DATA EXTRACT |
** Begin **
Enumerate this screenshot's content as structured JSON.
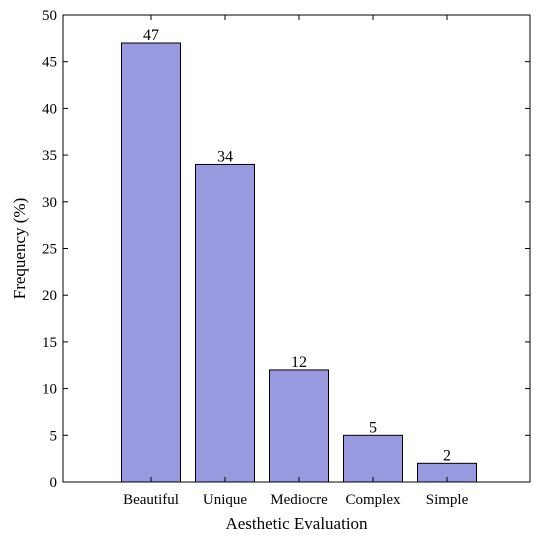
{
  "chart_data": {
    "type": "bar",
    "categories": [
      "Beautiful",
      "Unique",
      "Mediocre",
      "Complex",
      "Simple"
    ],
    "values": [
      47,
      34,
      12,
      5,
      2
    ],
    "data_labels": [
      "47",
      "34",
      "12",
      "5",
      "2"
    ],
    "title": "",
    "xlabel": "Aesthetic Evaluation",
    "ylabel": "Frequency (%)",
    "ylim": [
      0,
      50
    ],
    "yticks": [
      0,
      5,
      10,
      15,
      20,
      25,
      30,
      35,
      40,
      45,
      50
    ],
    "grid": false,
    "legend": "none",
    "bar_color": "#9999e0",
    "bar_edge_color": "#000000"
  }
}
** End **
AIM OF THE TASK | Copy the data word for word. Pictures do not go in the copy.

COMPLETE RESPONSE |
Enumerate this screenshot's content as structured JSON.
{
  "chart_data": {
    "type": "bar",
    "categories": [
      "Beautiful",
      "Unique",
      "Mediocre",
      "Complex",
      "Simple"
    ],
    "values": [
      47,
      34,
      12,
      5,
      2
    ],
    "data_labels": [
      "47",
      "34",
      "12",
      "5",
      "2"
    ],
    "title": "",
    "xlabel": "Aesthetic Evaluation",
    "ylabel": "Frequency (%)",
    "ylim": [
      0,
      50
    ],
    "yticks": [
      0,
      5,
      10,
      15,
      20,
      25,
      30,
      35,
      40,
      45,
      50
    ],
    "grid": false,
    "legend": "none",
    "bar_color": "#9999e0",
    "bar_edge_color": "#000000"
  }
}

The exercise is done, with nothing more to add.